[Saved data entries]
- - - - - - -

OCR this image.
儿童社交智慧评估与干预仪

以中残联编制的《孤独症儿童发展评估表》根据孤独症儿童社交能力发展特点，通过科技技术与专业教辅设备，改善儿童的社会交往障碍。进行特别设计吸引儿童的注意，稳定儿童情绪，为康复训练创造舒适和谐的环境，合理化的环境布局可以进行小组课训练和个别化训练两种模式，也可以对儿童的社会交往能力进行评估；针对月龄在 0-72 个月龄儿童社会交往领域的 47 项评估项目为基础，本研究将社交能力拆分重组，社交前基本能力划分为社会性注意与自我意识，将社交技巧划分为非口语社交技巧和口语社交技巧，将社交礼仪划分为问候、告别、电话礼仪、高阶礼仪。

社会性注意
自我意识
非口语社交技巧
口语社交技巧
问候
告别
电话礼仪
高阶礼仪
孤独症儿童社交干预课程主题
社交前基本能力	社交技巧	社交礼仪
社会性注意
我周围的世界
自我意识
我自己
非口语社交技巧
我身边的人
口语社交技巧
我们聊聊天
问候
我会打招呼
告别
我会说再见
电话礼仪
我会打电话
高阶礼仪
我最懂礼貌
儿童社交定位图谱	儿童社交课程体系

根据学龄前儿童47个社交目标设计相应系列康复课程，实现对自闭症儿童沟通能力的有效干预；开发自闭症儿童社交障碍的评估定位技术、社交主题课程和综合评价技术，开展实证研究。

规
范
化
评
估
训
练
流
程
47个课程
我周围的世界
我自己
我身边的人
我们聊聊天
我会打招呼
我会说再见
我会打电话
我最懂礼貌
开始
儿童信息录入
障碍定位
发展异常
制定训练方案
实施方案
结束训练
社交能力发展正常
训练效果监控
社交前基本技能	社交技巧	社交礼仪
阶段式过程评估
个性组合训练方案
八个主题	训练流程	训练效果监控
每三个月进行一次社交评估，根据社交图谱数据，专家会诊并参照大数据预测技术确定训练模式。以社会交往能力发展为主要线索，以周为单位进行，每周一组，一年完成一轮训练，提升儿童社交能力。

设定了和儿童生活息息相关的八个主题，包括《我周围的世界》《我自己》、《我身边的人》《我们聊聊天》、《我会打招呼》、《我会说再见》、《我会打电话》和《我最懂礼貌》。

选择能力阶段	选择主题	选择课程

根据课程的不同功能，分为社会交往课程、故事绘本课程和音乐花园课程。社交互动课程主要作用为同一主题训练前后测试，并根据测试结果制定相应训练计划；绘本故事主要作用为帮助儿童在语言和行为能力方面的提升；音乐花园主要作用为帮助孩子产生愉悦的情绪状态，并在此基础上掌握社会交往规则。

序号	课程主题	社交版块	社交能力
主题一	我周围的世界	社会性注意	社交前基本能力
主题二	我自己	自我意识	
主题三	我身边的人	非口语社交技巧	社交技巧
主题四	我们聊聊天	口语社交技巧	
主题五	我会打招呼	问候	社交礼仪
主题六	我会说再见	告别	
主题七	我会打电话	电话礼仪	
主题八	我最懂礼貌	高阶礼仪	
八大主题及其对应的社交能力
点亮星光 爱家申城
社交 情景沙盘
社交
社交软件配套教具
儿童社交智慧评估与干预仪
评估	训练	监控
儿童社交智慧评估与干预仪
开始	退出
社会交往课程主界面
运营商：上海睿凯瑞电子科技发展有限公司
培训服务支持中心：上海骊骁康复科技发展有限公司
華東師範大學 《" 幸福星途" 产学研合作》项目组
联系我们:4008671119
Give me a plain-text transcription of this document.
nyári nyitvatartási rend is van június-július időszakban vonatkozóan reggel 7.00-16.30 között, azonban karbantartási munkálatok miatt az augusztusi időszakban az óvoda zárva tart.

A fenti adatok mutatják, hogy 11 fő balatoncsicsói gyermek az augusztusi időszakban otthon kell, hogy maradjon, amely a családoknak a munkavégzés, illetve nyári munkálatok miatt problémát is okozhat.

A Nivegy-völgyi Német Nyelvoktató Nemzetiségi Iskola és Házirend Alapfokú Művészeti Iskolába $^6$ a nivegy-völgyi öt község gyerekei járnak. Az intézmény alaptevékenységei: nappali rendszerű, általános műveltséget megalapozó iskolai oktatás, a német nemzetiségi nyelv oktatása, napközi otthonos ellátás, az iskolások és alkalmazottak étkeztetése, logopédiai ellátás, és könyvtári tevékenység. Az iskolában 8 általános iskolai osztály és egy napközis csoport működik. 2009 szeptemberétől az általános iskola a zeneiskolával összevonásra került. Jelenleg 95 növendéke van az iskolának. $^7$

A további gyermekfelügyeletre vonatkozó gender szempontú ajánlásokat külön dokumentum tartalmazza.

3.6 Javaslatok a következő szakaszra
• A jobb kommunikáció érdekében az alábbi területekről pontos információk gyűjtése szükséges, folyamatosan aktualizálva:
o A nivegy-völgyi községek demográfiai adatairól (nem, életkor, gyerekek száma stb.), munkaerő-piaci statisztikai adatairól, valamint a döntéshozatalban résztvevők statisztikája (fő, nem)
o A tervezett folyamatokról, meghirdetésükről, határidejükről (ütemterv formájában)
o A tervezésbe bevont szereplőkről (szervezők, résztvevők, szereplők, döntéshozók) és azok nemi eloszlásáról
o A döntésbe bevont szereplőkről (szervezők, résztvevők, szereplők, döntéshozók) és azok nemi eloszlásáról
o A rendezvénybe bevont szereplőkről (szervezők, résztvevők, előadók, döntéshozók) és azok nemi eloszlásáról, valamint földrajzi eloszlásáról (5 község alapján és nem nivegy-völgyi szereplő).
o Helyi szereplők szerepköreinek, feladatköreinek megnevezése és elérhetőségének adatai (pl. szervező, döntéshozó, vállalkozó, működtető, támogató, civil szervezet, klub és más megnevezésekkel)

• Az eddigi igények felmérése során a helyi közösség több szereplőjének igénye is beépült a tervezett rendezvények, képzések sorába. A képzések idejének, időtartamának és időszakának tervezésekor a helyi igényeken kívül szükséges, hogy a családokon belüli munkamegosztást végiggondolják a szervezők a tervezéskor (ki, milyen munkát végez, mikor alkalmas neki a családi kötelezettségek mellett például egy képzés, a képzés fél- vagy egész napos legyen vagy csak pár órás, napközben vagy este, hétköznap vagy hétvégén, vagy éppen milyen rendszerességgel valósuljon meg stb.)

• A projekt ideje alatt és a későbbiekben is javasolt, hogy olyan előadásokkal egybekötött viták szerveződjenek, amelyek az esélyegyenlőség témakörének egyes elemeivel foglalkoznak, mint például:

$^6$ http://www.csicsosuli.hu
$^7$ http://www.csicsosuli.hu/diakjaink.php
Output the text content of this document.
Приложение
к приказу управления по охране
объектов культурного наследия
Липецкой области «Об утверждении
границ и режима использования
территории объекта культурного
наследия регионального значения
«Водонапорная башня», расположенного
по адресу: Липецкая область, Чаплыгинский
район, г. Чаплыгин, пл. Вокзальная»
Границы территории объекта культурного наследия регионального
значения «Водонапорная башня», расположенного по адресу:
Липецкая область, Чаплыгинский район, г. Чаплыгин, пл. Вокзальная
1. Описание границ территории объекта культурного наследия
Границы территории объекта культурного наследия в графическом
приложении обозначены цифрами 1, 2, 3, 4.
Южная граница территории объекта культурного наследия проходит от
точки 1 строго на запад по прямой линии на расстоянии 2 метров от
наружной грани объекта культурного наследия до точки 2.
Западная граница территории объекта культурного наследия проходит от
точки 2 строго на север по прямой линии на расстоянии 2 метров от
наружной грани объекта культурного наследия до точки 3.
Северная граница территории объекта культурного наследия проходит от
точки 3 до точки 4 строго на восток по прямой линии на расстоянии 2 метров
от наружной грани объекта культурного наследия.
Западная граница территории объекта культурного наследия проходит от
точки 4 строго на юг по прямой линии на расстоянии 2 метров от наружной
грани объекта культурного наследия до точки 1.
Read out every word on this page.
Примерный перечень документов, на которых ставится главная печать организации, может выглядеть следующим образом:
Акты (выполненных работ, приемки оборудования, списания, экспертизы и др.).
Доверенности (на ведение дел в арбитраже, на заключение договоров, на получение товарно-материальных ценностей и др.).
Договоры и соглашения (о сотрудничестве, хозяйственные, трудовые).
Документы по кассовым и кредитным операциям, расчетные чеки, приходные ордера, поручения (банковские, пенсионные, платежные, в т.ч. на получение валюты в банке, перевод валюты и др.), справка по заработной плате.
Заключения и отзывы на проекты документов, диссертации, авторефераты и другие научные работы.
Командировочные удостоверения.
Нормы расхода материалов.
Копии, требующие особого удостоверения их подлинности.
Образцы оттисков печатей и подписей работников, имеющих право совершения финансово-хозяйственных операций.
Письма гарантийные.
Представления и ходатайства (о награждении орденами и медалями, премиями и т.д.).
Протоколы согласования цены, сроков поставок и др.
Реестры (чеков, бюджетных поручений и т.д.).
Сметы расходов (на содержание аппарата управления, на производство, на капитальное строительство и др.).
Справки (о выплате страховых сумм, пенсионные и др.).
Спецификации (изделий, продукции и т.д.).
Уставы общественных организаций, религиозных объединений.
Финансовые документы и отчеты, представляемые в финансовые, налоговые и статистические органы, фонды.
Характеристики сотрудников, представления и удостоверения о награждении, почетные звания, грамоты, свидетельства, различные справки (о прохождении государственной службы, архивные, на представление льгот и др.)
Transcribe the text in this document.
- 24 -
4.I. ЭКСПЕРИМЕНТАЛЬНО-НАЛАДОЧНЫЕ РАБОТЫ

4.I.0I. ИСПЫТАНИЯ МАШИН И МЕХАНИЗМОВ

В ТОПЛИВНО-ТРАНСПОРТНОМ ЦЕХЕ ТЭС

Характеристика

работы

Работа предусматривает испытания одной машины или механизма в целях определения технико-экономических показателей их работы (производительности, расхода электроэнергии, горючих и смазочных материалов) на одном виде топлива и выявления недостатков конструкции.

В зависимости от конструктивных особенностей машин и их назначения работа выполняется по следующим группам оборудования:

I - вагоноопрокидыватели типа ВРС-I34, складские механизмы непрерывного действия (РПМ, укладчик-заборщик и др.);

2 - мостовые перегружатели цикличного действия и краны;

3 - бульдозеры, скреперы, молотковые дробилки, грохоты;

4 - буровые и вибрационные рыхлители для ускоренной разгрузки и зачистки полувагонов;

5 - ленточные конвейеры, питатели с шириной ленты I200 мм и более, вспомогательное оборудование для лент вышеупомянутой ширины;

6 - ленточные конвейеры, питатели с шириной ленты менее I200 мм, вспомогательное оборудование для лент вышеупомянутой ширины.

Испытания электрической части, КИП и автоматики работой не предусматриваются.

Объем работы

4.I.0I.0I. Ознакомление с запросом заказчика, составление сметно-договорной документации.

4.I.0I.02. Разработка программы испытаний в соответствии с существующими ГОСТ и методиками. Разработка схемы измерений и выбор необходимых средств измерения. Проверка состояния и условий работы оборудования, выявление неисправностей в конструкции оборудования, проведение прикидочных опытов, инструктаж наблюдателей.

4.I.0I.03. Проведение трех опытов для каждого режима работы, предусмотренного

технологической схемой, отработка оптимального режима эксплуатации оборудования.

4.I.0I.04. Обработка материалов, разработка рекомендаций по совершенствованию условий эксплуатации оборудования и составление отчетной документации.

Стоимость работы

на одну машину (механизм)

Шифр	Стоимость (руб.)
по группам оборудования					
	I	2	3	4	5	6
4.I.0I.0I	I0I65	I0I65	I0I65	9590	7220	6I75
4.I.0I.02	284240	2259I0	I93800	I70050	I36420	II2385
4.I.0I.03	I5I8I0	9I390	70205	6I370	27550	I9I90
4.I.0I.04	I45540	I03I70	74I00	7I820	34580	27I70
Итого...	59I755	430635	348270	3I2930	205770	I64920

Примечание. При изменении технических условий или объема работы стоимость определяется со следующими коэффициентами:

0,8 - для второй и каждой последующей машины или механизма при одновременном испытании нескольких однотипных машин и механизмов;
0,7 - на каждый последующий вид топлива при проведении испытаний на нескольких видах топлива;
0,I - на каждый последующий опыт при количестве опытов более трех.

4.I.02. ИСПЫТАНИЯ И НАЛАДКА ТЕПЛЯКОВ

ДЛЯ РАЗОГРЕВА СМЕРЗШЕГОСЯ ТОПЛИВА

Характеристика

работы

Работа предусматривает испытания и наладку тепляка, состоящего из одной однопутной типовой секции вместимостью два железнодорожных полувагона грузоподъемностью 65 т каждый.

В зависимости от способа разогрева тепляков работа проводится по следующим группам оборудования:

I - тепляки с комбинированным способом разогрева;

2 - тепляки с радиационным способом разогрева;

- - - - - - -

*Prompt*. Scan the material above for the string "расхода" and report each line where you find it.

*Final result*.
Нормы расхода материалов.
Работа предусматривает испытания одной машины или механизма в целях определения технико-экономических показателей их работы (производительности, расхода электроэнергии, горючих и смазочных материалов) на одном виде топлива и выявления недостатков конструкции.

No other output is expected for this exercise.